> _Prompt_
Type out the complete listing below word for word, without its pictures.

Entries from a dataset:

——————

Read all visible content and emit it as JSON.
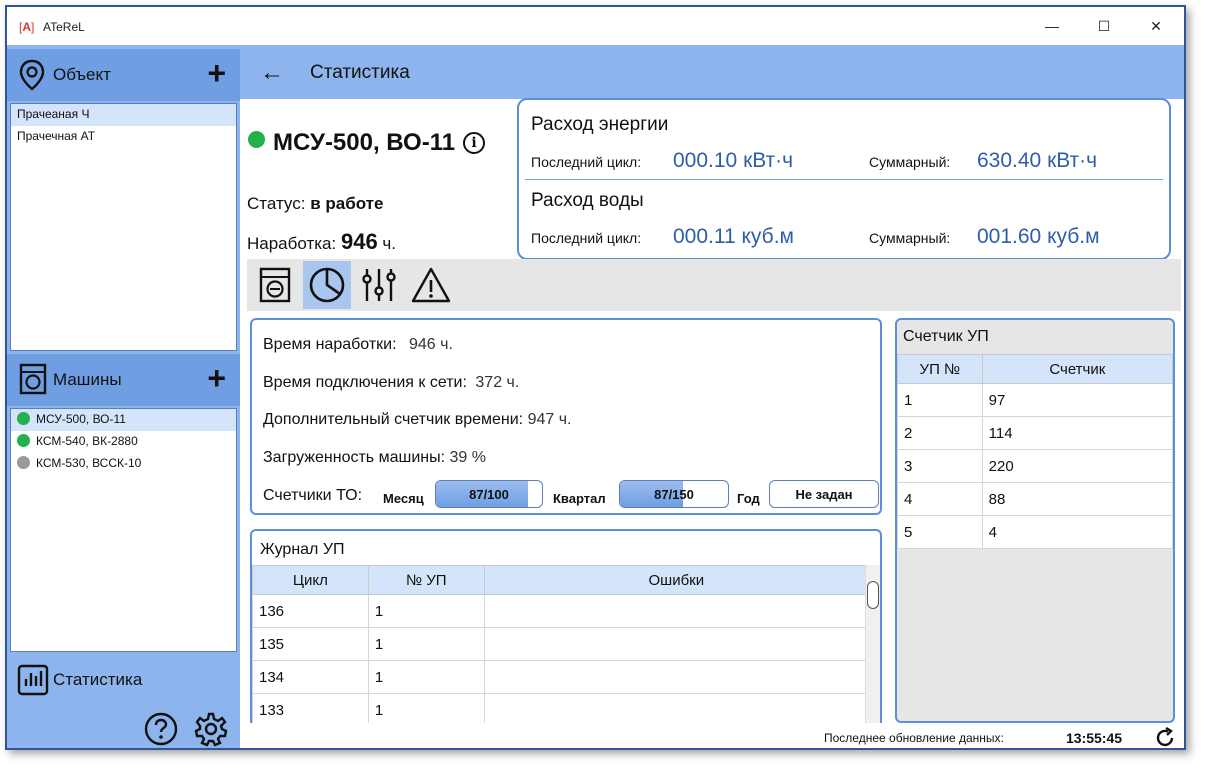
{
  "window": {
    "app_name": "ATeReL",
    "logo_text": "A",
    "controls": {
      "minimize": "—",
      "maximize": "☐",
      "close": "✕"
    }
  },
  "sidebar": {
    "objects_header": {
      "label": "Объект",
      "add": "+"
    },
    "objects": [
      {
        "label": "Прачеаная Ч",
        "selected": true
      },
      {
        "label": "Прачечная АТ",
        "selected": false
      }
    ],
    "machines_header": {
      "label": "Машины",
      "add": "+"
    },
    "machines": [
      {
        "label": "МСУ-500, ВО-11",
        "status_color": "#22b14c",
        "selected": true
      },
      {
        "label": "КСМ-540, ВК-2880",
        "status_color": "#22b14c",
        "selected": false
      },
      {
        "label": "КСМ-530, ВССК-10",
        "status_color": "#9a9a9a",
        "selected": false
      }
    ],
    "stats_nav": {
      "label": "Статистика"
    }
  },
  "header": {
    "back": "←",
    "title": "Статистика"
  },
  "machine": {
    "name": "МСУ-500, ВО-11",
    "info": "i",
    "status_label": "Статус:",
    "status_value": "в работе",
    "runtime_label": "Наработка:",
    "runtime_value": "946",
    "runtime_unit": "ч."
  },
  "energy": {
    "title": "Расход энергии",
    "last_label": "Последний цикл:",
    "last_value": "000.10 кВт·ч",
    "total_label": "Суммарный:",
    "total_value": "630.40 кВт·ч"
  },
  "water": {
    "title": "Расход воды",
    "last_label": "Последний цикл:",
    "last_value": "000.11 куб.м",
    "total_label": "Суммарный:",
    "total_value": "001.60 куб.м"
  },
  "metrics": {
    "runtime_label": "Время наработки:",
    "runtime_value": "946",
    "runtime_unit": "ч.",
    "network_label": "Время подключения к сети:",
    "network_value": "372 ч.",
    "extra_label": "Дополнительный счетчик времени:",
    "extra_value": "947 ч.",
    "load_label": "Загруженность машины:",
    "load_value": "39 %",
    "to_label": "Счетчики ТО:",
    "month_label": "Месяц",
    "month_value": "87/100",
    "month_fraction": 0.87,
    "quarter_label": "Квартал",
    "quarter_value": "87/150",
    "quarter_fraction": 0.58,
    "year_label": "Год",
    "year_value": "Не задан",
    "year_fraction": 0
  },
  "journal": {
    "title": "Журнал УП",
    "columns": [
      "Цикл",
      "№ УП",
      "Ошибки"
    ],
    "rows": [
      [
        "136",
        "1",
        ""
      ],
      [
        "135",
        "1",
        ""
      ],
      [
        "134",
        "1",
        ""
      ],
      [
        "133",
        "1",
        ""
      ]
    ]
  },
  "counter": {
    "title": "Счетчик УП",
    "columns": [
      "УП №",
      "Счетчик"
    ],
    "rows": [
      [
        "1",
        "97"
      ],
      [
        "2",
        "114"
      ],
      [
        "3",
        "220"
      ],
      [
        "4",
        "88"
      ],
      [
        "5",
        "4"
      ]
    ]
  },
  "statusbar": {
    "label": "Последнее обновление данных:",
    "time": "13:55:45"
  }
}
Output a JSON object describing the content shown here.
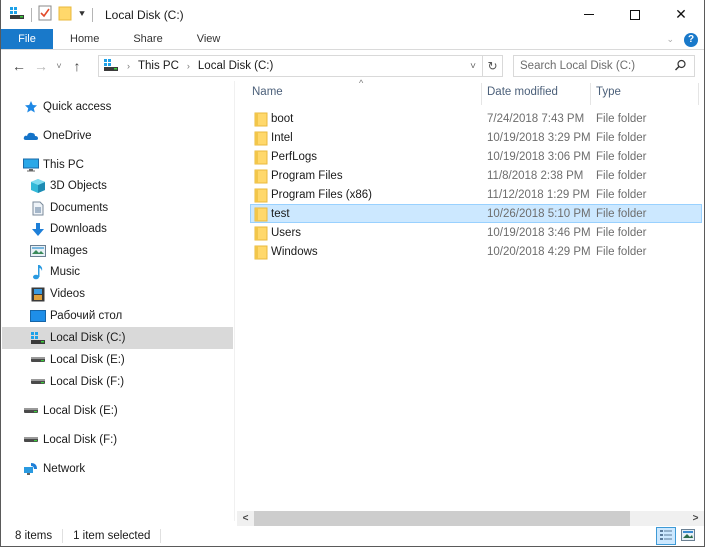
{
  "window": {
    "title": "Local Disk (C:)",
    "controls": {
      "minimize": "—",
      "maximize": "☐",
      "close": "✕"
    }
  },
  "ribbon": {
    "tabs": [
      {
        "label": "File",
        "active": true
      },
      {
        "label": "Home"
      },
      {
        "label": "Share"
      },
      {
        "label": "View"
      }
    ],
    "expand_icon": "chevron-down-icon",
    "help_label": "?"
  },
  "navigation": {
    "back_icon": "←",
    "forward_icon": "→",
    "recent_icon": "˅",
    "up_icon": "↑",
    "breadcrumb": [
      "This PC",
      "Local Disk (C:)"
    ],
    "breadcrumb_separator": "›",
    "dropdown_icon": "˅",
    "refresh_icon": "↻",
    "search_placeholder": "Search Local Disk (C:)",
    "search_value": ""
  },
  "sidebar": {
    "items": [
      {
        "label": "Quick access",
        "icon": "star-icon",
        "level": 0
      },
      {
        "label": "OneDrive",
        "icon": "cloud-icon",
        "level": 0
      },
      {
        "label": "This PC",
        "icon": "monitor-icon",
        "level": 0
      },
      {
        "label": "3D Objects",
        "icon": "cube-icon",
        "level": 1
      },
      {
        "label": "Documents",
        "icon": "document-icon",
        "level": 1
      },
      {
        "label": "Downloads",
        "icon": "download-arrow-icon",
        "level": 1
      },
      {
        "label": "Images",
        "icon": "picture-icon",
        "level": 1
      },
      {
        "label": "Music",
        "icon": "music-note-icon",
        "level": 1
      },
      {
        "label": "Videos",
        "icon": "film-icon",
        "level": 1
      },
      {
        "label": "Рабочий стол",
        "icon": "desktop-icon",
        "level": 1
      },
      {
        "label": "Local Disk (C:)",
        "icon": "windows-drive-icon",
        "level": 1,
        "selected": true
      },
      {
        "label": "Local Disk (E:)",
        "icon": "drive-icon",
        "level": 1
      },
      {
        "label": "Local Disk (F:)",
        "icon": "drive-icon",
        "level": 1
      },
      {
        "label": "Local Disk (E:)",
        "icon": "drive-icon",
        "level": 0
      },
      {
        "label": "Local Disk (F:)",
        "icon": "drive-icon",
        "level": 0
      },
      {
        "label": "Network",
        "icon": "network-icon",
        "level": 0
      }
    ]
  },
  "filelist": {
    "columns": {
      "name": "Name",
      "date": "Date modified",
      "type": "Type"
    },
    "sort_indicator": "^",
    "rows": [
      {
        "name": "boot",
        "date": "7/24/2018 7:43 PM",
        "type": "File folder"
      },
      {
        "name": "Intel",
        "date": "10/19/2018 3:29 PM",
        "type": "File folder"
      },
      {
        "name": "PerfLogs",
        "date": "10/19/2018 3:06 PM",
        "type": "File folder"
      },
      {
        "name": "Program Files",
        "date": "11/8/2018 2:38 PM",
        "type": "File folder"
      },
      {
        "name": "Program Files (x86)",
        "date": "11/12/2018 1:29 PM",
        "type": "File folder"
      },
      {
        "name": "test",
        "date": "10/26/2018 5:10 PM",
        "type": "File folder",
        "selected": true
      },
      {
        "name": "Users",
        "date": "10/19/2018 3:46 PM",
        "type": "File folder"
      },
      {
        "name": "Windows",
        "date": "10/20/2018 4:29 PM",
        "type": "File folder"
      }
    ]
  },
  "scrollbar": {
    "left_arrow": "<",
    "right_arrow": ">"
  },
  "status": {
    "item_count": "8 items",
    "selection": "1 item selected"
  },
  "colors": {
    "accent": "#1979ca",
    "selection_bg": "#cce8ff",
    "selection_border": "#99d1ff",
    "nav_selected": "#d9d9d9",
    "folder": "#ffd86b"
  }
}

——————

> _Written solution_
Read all visible content and emit it as JSON.
{
  "window": {
    "app_name": "ATeReL",
    "logo_text": "A",
    "controls": {
      "minimize": "—",
      "maximize": "☐",
      "close": "✕"
    }
  },
  "sidebar": {
    "objects_header": {
      "label": "Объект",
      "add": "+"
    },
    "objects": [
      {
        "label": "Прачеаная Ч",
        "selected": true
      },
      {
        "label": "Прачечная АТ",
        "selected": false
      }
    ],
    "machines_header": {
      "label": "Машины",
      "add": "+"
    },
    "machines": [
      {
        "label": "МСУ-500, ВО-11",
        "status_color": "#22b14c",
        "selected": true
      },
      {
        "label": "КСМ-540, ВК-2880",
        "status_color": "#22b14c",
        "selected": false
      },
      {
        "label": "КСМ-530, ВССК-10",
        "status_color": "#9a9a9a",
        "selected": false
      }
    ],
    "stats_nav": {
      "label": "Статистика"
    }
  },
  "header": {
    "back": "←",
    "title": "Статистика"
  },
  "machine": {
    "name": "МСУ-500, ВО-11",
    "info": "i",
    "status_label": "Статус:",
    "status_value": "в работе",
    "runtime_label": "Наработка:",
    "runtime_value": "946",
    "runtime_unit": "ч."
  },
  "energy": {
    "title": "Расход энергии",
    "last_label": "Последний цикл:",
    "last_value": "000.10 кВт·ч",
    "total_label": "Суммарный:",
    "total_value": "630.40 кВт·ч"
  },
  "water": {
    "title": "Расход воды",
    "last_label": "Последний цикл:",
    "last_value": "000.11 куб.м",
    "total_label": "Суммарный:",
    "total_value": "001.60 куб.м"
  },
  "metrics": {
    "runtime_label": "Время наработки:",
    "runtime_value": "946",
    "runtime_unit": "ч.",
    "network_label": "Время подключения к сети:",
    "network_value": "372 ч.",
    "extra_label": "Дополнительный счетчик времени:",
    "extra_value": "947 ч.",
    "load_label": "Загруженность машины:",
    "load_value": "39 %",
    "to_label": "Счетчики ТО:",
    "month_label": "Месяц",
    "month_value": "87/100",
    "month_fraction": 0.87,
    "quarter_label": "Квартал",
    "quarter_value": "87/150",
    "quarter_fraction": 0.58,
    "year_label": "Год",
    "year_value": "Не задан",
    "year_fraction": 0
  },
  "journal": {
    "title": "Журнал УП",
    "columns": [
      "Цикл",
      "№ УП",
      "Ошибки"
    ],
    "rows": [
      [
        "136",
        "1",
        ""
      ],
      [
        "135",
        "1",
        ""
      ],
      [
        "134",
        "1",
        ""
      ],
      [
        "133",
        "1",
        ""
      ]
    ]
  },
  "counter": {
    "title": "Счетчик УП",
    "columns": [
      "УП №",
      "Счетчик"
    ],
    "rows": [
      [
        "1",
        "97"
      ],
      [
        "2",
        "114"
      ],
      [
        "3",
        "220"
      ],
      [
        "4",
        "88"
      ],
      [
        "5",
        "4"
      ]
    ]
  },
  "statusbar": {
    "label": "Последнее обновление данных:",
    "time": "13:55:45"
  }
}
Output a JSON object describing the content shown here.
{
  "window": {
    "title": "Local Disk (C:)",
    "controls": {
      "minimize": "—",
      "maximize": "☐",
      "close": "✕"
    }
  },
  "ribbon": {
    "tabs": [
      {
        "label": "File",
        "active": true
      },
      {
        "label": "Home"
      },
      {
        "label": "Share"
      },
      {
        "label": "View"
      }
    ],
    "expand_icon": "chevron-down-icon",
    "help_label": "?"
  },
  "navigation": {
    "back_icon": "←",
    "forward_icon": "→",
    "recent_icon": "˅",
    "up_icon": "↑",
    "breadcrumb": [
      "This PC",
      "Local Disk (C:)"
    ],
    "breadcrumb_separator": "›",
    "dropdown_icon": "˅",
    "refresh_icon": "↻",
    "search_placeholder": "Search Local Disk (C:)",
    "search_value": ""
  },
  "sidebar": {
    "items": [
      {
        "label": "Quick access",
        "icon": "star-icon",
        "level": 0
      },
      {
        "label": "OneDrive",
        "icon": "cloud-icon",
        "level": 0
      },
      {
        "label": "This PC",
        "icon": "monitor-icon",
        "level": 0
      },
      {
        "label": "3D Objects",
        "icon": "cube-icon",
        "level": 1
      },
      {
        "label": "Documents",
        "icon": "document-icon",
        "level": 1
      },
      {
        "label": "Downloads",
        "icon": "download-arrow-icon",
        "level": 1
      },
      {
        "label": "Images",
        "icon": "picture-icon",
        "level": 1
      },
      {
        "label": "Music",
        "icon": "music-note-icon",
        "level": 1
      },
      {
        "label": "Videos",
        "icon": "film-icon",
        "level": 1
      },
      {
        "label": "Рабочий стол",
        "icon": "desktop-icon",
        "level": 1
      },
      {
        "label": "Local Disk (C:)",
        "icon": "windows-drive-icon",
        "level": 1,
        "selected": true
      },
      {
        "label": "Local Disk (E:)",
        "icon": "drive-icon",
        "level": 1
      },
      {
        "label": "Local Disk (F:)",
        "icon": "drive-icon",
        "level": 1
      },
      {
        "label": "Local Disk (E:)",
        "icon": "drive-icon",
        "level": 0
      },
      {
        "label": "Local Disk (F:)",
        "icon": "drive-icon",
        "level": 0
      },
      {
        "label": "Network",
        "icon": "network-icon",
        "level": 0
      }
    ]
  },
  "filelist": {
    "columns": {
      "name": "Name",
      "date": "Date modified",
      "type": "Type"
    },
    "sort_indicator": "^",
    "rows": [
      {
        "name": "boot",
        "date": "7/24/2018 7:43 PM",
        "type": "File folder"
      },
      {
        "name": "Intel",
        "date": "10/19/2018 3:29 PM",
        "type": "File folder"
      },
      {
        "name": "PerfLogs",
        "date": "10/19/2018 3:06 PM",
        "type": "File folder"
      },
      {
        "name": "Program Files",
        "date": "11/8/2018 2:38 PM",
        "type": "File folder"
      },
      {
        "name": "Program Files (x86)",
        "date": "11/12/2018 1:29 PM",
        "type": "File folder"
      },
      {
        "name": "test",
        "date": "10/26/2018 5:10 PM",
        "type": "File folder",
        "selected": true
      },
      {
        "name": "Users",
        "date": "10/19/2018 3:46 PM",
        "type": "File folder"
      },
      {
        "name": "Windows",
        "date": "10/20/2018 4:29 PM",
        "type": "File folder"
      }
    ]
  },
  "scrollbar": {
    "left_arrow": "<",
    "right_arrow": ">"
  },
  "status": {
    "item_count": "8 items",
    "selection": "1 item selected"
  },
  "colors": {
    "accent": "#1979ca",
    "selection_bg": "#cce8ff",
    "selection_border": "#99d1ff",
    "nav_selected": "#d9d9d9",
    "folder": "#ffd86b"
  }
}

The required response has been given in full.